## RECORDS FOR PROCESSING
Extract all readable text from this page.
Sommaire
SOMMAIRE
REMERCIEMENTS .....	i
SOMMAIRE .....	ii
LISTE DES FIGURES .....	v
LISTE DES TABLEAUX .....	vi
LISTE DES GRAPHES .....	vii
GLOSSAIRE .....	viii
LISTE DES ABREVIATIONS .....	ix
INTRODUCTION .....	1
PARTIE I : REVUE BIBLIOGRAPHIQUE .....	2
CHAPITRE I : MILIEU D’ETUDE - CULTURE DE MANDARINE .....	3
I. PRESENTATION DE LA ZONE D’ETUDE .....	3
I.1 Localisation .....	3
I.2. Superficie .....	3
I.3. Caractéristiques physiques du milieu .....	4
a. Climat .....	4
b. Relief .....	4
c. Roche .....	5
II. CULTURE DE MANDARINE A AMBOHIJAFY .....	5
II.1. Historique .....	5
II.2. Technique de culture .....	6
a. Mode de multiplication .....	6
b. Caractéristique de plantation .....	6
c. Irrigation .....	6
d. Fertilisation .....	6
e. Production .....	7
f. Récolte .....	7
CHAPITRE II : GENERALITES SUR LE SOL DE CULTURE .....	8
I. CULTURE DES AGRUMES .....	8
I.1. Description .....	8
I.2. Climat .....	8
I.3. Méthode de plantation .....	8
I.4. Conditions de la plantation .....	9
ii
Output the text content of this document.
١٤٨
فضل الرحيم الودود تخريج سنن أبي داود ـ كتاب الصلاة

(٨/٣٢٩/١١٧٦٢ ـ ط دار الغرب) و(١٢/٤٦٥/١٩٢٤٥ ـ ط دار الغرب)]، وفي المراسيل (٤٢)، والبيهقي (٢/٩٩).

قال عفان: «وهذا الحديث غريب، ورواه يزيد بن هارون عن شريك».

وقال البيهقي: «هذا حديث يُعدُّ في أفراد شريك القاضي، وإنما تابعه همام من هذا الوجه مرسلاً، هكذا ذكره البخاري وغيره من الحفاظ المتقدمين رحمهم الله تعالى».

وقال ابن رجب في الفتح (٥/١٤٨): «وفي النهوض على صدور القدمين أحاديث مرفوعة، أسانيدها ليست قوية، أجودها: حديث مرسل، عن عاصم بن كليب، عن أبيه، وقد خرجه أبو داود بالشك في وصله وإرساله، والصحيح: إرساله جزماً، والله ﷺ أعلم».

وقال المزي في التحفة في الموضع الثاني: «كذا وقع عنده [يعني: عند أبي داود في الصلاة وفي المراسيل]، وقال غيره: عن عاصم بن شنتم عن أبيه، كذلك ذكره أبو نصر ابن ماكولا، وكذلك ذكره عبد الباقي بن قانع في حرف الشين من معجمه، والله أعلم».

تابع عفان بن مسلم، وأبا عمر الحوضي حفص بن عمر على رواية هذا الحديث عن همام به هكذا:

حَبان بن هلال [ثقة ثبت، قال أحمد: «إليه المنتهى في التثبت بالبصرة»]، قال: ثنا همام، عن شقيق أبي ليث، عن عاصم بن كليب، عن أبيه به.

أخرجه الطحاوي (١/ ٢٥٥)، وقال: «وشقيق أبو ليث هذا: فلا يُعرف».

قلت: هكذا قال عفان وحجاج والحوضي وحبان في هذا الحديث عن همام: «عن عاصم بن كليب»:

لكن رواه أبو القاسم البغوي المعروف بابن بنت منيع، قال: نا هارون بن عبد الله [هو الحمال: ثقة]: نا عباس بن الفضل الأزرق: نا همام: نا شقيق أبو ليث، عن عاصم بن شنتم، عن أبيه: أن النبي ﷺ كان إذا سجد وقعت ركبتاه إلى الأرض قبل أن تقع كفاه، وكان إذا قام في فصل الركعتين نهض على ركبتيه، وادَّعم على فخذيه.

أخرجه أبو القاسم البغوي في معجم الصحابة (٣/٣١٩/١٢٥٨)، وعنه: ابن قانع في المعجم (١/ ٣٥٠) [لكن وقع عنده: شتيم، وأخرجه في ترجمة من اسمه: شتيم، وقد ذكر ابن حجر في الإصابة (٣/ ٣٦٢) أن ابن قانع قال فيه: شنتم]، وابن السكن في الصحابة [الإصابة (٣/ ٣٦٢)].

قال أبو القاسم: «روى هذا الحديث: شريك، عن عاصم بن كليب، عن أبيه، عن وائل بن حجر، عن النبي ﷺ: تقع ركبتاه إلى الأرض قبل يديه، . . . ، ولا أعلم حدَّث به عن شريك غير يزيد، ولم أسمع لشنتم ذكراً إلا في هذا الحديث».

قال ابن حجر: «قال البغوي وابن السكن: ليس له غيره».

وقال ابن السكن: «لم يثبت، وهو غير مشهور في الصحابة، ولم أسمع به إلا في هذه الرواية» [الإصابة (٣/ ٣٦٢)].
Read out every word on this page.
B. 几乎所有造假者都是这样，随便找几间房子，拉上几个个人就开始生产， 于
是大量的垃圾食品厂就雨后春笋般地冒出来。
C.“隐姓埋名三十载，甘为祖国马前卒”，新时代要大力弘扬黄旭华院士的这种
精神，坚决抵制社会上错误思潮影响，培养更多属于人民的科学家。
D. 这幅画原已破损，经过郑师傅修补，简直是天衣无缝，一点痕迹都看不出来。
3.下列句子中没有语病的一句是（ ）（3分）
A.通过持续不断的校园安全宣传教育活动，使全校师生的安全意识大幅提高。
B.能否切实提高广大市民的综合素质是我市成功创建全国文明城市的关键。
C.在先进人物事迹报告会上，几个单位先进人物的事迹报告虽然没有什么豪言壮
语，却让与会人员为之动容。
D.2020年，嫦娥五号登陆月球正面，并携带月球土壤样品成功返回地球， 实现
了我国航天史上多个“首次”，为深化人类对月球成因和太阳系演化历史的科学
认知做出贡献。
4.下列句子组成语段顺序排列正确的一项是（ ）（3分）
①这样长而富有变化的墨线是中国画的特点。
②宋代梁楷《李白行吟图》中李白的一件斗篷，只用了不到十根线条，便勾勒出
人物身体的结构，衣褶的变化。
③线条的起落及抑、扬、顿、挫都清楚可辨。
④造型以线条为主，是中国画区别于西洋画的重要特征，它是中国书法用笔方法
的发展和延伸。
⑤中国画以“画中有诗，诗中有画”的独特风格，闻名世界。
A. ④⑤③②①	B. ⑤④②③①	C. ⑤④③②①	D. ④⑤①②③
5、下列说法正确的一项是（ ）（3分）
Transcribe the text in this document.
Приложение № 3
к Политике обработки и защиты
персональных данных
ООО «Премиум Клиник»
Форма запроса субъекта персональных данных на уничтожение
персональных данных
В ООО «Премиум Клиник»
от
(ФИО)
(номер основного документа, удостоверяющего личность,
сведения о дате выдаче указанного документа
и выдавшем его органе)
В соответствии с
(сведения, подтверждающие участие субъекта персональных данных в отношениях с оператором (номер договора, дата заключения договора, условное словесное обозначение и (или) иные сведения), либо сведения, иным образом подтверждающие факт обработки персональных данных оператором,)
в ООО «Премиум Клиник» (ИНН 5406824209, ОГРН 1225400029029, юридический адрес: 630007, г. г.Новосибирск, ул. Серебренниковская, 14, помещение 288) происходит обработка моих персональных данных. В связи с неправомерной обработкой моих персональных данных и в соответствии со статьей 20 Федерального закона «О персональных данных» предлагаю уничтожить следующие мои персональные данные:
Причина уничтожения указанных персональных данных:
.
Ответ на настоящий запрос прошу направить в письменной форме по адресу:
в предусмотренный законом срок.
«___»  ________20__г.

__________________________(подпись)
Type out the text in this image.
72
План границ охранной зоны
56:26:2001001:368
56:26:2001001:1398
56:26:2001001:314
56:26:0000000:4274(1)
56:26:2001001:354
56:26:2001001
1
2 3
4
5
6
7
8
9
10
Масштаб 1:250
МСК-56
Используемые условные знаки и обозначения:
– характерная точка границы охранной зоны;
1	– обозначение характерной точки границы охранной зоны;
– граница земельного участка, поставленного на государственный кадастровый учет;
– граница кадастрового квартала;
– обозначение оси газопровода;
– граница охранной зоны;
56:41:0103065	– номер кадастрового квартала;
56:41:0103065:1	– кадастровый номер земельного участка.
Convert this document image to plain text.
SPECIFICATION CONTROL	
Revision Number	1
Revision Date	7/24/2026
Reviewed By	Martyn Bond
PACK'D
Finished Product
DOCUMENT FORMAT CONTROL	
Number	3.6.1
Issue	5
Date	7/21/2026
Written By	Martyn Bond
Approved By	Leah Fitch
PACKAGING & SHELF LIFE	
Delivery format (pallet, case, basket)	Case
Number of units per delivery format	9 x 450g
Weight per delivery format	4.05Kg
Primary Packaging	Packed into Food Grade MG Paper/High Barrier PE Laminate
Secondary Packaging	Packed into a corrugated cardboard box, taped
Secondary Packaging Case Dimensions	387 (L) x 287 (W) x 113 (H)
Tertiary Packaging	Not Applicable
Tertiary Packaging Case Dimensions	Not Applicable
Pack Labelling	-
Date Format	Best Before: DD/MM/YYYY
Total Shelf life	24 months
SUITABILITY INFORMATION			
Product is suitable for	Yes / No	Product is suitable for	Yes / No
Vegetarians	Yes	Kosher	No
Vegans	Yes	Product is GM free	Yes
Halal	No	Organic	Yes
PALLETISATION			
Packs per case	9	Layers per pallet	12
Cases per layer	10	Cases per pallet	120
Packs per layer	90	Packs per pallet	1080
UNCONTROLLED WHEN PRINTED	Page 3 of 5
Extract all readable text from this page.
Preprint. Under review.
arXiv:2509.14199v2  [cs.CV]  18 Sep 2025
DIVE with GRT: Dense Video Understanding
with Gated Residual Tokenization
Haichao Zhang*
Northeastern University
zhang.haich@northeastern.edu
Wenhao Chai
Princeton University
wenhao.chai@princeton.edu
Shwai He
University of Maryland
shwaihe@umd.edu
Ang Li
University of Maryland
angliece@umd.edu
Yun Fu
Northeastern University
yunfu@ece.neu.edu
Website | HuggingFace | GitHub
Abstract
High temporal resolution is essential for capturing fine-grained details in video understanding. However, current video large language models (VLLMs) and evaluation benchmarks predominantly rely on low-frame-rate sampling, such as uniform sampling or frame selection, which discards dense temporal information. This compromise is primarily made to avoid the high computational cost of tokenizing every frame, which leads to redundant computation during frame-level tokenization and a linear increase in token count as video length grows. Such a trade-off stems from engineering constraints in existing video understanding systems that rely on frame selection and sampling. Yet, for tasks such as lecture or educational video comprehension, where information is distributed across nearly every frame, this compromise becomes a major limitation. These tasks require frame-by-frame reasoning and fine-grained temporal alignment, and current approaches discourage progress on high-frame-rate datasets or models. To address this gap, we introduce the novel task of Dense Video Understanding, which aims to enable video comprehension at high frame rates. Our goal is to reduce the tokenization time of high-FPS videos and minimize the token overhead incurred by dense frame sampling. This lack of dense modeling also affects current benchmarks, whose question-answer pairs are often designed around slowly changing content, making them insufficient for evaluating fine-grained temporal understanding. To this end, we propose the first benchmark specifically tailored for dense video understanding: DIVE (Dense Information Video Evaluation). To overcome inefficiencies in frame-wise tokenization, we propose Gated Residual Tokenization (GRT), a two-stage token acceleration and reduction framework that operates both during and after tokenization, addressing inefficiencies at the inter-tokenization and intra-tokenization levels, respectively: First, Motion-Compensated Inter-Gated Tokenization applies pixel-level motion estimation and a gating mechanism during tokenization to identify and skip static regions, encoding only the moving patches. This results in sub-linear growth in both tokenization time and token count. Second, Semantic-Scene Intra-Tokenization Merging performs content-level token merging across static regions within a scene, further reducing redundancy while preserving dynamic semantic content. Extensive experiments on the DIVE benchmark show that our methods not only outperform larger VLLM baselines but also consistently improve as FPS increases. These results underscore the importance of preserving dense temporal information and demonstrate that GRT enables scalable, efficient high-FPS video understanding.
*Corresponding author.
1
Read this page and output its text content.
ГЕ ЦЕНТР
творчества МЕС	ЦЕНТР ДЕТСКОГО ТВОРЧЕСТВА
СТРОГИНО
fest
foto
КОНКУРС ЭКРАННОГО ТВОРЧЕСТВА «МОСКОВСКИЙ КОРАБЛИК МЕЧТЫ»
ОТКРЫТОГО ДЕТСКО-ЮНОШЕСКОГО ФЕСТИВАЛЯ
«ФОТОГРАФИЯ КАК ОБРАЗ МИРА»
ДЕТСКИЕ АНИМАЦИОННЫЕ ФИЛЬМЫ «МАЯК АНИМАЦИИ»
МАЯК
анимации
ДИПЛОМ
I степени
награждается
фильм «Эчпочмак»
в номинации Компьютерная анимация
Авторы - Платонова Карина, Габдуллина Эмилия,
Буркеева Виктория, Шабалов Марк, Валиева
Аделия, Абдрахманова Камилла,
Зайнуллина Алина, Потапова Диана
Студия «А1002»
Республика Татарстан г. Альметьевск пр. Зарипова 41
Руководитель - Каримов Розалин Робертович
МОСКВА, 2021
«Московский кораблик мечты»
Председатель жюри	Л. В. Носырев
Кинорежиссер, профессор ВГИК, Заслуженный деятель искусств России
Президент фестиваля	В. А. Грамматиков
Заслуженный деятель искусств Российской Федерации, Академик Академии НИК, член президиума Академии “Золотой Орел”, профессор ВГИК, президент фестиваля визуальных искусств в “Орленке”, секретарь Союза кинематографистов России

## EXERCISE TASK
Return all lines with the word "Number" in them.

## SOLVED PROBLEM
Revision Number	1
Number	3.6.1
Number of units per delivery format	9 x 450g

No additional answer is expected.